## JOB
Filter this material down to the lines that hold "accent", copying each one.

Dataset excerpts
***

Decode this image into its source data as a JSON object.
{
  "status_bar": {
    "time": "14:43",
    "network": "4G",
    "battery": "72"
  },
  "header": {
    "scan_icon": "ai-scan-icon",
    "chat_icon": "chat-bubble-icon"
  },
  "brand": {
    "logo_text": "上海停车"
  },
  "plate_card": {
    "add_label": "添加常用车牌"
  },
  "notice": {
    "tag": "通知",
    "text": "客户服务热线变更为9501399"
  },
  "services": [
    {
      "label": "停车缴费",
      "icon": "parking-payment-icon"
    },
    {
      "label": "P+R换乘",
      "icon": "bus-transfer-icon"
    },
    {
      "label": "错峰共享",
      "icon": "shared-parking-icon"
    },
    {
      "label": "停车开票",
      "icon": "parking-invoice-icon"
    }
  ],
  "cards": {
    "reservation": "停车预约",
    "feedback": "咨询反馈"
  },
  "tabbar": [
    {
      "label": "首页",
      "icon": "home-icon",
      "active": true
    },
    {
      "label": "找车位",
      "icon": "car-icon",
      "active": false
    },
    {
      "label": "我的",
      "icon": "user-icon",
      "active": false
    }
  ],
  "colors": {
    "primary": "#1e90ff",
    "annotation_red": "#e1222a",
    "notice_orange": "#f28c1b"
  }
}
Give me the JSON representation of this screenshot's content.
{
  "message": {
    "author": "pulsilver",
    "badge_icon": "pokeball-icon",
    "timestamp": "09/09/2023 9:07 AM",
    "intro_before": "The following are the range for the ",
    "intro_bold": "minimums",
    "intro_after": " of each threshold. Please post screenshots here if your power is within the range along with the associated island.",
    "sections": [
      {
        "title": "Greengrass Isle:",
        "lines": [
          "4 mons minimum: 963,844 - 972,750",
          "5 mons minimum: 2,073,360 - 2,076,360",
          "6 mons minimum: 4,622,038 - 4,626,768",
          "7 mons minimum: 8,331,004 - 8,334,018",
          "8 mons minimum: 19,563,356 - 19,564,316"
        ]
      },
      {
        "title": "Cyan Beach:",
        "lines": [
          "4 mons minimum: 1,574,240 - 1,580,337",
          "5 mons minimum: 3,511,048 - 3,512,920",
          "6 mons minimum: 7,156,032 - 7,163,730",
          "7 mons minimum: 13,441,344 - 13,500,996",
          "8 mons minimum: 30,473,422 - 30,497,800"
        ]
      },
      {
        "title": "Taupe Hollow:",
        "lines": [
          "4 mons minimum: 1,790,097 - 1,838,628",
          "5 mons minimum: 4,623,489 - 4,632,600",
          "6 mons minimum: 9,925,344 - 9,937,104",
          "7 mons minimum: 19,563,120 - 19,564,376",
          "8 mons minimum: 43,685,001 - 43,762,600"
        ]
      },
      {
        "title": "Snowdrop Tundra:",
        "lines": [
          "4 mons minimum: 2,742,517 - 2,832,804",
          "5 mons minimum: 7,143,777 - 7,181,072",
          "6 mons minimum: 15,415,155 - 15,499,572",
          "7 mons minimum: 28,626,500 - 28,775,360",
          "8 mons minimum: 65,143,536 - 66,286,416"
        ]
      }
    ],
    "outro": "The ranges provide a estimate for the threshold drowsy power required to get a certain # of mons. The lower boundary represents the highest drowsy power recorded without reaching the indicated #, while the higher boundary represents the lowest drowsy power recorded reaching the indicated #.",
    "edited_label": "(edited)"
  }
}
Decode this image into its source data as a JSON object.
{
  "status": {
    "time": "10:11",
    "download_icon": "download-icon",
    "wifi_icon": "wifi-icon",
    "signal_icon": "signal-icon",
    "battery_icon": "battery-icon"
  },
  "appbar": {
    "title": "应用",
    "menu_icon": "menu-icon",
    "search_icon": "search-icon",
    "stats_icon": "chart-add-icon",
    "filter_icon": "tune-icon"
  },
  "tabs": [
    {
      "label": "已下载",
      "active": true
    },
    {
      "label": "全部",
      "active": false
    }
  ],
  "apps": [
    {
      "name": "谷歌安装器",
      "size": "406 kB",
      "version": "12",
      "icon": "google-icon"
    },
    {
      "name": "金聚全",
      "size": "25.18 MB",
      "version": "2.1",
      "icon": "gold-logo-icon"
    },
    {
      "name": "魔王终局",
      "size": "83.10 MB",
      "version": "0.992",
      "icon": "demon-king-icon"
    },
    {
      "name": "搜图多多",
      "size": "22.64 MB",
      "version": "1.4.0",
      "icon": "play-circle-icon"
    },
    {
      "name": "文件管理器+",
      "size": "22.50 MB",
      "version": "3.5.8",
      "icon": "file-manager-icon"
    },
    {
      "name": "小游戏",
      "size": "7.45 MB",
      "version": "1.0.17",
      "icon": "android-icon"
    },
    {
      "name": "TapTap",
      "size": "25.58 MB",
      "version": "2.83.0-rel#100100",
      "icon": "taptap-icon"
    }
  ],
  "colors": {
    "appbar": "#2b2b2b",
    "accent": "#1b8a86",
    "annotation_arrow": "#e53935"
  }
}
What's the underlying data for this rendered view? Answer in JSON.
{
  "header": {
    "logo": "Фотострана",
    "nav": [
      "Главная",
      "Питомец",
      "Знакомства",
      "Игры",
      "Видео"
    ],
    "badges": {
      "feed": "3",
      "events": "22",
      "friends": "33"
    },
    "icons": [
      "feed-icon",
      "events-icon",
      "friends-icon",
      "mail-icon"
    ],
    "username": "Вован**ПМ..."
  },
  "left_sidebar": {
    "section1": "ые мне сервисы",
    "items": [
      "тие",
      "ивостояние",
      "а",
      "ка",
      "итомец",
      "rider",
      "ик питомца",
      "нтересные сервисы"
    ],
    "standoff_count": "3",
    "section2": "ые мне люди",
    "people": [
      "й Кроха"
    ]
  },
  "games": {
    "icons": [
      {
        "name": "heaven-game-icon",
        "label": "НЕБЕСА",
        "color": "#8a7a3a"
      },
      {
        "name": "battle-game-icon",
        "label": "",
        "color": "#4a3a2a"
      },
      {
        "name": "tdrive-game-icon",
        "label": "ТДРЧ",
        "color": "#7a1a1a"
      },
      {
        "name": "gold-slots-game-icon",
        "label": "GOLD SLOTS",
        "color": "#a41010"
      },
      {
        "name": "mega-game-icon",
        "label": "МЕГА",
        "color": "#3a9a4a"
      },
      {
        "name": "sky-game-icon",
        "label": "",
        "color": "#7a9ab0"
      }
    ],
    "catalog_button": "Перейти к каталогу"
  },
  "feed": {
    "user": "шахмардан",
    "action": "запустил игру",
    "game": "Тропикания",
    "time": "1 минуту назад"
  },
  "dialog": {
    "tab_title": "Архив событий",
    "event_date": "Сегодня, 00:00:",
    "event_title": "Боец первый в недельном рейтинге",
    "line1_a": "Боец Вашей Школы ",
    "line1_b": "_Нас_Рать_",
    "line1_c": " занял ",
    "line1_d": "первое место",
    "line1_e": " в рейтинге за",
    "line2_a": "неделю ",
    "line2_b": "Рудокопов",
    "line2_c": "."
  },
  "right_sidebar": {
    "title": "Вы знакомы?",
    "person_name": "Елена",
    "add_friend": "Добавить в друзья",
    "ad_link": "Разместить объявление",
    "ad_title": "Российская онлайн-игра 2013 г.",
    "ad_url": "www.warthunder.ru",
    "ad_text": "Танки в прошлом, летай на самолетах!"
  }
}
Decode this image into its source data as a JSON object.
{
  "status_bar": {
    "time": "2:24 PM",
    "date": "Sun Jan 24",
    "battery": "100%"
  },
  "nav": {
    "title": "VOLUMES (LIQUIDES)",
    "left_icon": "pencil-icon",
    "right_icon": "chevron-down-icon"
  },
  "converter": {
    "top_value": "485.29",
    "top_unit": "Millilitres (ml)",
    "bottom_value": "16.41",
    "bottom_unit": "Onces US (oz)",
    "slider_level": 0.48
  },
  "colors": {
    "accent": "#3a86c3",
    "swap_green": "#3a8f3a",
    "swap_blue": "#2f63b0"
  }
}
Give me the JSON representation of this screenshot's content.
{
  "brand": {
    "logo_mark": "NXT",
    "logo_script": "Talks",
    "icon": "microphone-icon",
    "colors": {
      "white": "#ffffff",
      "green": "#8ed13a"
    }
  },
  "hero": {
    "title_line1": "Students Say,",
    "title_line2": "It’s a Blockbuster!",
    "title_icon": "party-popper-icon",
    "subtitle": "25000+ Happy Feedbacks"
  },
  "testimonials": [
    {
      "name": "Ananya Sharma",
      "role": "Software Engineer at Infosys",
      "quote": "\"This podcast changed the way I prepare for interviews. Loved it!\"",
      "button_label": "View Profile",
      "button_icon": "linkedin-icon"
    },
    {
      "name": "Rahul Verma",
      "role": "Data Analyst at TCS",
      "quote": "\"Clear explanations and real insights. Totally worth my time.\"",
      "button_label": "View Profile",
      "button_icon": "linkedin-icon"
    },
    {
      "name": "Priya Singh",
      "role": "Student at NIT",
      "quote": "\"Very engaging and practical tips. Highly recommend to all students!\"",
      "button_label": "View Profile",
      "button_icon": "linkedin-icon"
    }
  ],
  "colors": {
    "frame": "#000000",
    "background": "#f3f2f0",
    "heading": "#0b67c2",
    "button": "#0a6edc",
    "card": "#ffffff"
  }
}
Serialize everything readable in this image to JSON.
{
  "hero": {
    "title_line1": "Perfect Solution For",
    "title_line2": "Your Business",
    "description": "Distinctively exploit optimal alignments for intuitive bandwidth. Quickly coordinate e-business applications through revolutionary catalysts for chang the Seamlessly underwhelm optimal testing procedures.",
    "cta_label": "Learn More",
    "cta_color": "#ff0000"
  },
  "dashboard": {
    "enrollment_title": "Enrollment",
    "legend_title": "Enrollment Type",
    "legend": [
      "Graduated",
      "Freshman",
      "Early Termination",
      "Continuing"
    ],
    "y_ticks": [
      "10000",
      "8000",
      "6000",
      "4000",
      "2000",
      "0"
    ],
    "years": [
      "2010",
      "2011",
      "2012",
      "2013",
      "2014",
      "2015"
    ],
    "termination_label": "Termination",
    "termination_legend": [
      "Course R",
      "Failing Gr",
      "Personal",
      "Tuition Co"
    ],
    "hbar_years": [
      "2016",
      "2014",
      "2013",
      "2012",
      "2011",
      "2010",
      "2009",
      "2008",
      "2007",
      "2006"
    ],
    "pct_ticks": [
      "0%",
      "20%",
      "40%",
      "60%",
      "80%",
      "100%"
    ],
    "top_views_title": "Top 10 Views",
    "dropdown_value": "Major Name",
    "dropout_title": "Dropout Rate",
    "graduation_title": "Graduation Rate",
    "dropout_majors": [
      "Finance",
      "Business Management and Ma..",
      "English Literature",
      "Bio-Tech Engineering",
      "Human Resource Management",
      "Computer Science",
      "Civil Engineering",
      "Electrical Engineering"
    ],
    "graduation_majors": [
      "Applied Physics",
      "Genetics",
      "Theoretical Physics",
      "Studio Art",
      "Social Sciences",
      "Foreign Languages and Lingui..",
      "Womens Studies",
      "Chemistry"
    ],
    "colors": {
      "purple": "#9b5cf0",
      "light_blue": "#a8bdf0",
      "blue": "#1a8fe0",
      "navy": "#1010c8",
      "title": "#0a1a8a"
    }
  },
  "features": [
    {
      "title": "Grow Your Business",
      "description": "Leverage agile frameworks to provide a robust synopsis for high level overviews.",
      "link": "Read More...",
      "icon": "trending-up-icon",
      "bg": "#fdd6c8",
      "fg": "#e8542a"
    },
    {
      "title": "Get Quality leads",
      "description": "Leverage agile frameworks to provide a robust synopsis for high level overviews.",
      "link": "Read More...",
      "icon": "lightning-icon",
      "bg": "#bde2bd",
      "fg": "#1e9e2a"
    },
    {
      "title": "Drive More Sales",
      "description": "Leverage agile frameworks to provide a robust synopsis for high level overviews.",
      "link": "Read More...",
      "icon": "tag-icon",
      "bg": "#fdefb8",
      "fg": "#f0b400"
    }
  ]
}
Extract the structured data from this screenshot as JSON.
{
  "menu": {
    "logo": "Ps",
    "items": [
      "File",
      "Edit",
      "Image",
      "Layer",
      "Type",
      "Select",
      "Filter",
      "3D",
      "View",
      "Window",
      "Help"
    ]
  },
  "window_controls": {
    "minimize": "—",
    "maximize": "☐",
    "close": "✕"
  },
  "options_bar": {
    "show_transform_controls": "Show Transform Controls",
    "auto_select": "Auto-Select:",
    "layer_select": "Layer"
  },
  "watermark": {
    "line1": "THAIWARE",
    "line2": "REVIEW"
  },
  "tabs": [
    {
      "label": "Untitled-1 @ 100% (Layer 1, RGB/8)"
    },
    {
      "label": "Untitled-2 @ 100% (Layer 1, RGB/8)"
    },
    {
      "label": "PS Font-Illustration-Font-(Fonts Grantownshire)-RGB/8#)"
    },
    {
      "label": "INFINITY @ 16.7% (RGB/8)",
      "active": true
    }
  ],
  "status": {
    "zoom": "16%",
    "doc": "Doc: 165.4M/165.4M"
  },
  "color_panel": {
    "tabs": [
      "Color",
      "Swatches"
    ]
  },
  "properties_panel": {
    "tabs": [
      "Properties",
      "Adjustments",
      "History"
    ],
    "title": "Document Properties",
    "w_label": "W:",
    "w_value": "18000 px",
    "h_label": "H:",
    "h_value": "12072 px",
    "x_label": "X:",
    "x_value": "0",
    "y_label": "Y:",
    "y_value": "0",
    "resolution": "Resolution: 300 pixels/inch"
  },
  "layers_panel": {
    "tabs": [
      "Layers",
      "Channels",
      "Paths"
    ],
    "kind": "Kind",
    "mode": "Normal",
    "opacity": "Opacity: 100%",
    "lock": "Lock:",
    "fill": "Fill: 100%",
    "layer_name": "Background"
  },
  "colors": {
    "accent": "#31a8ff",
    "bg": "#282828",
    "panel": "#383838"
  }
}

***

## SOLUTION BELOW
    "accent": "#1b8a86",
    "accent": "#3a86c3",
    "accent": "#31a8ff",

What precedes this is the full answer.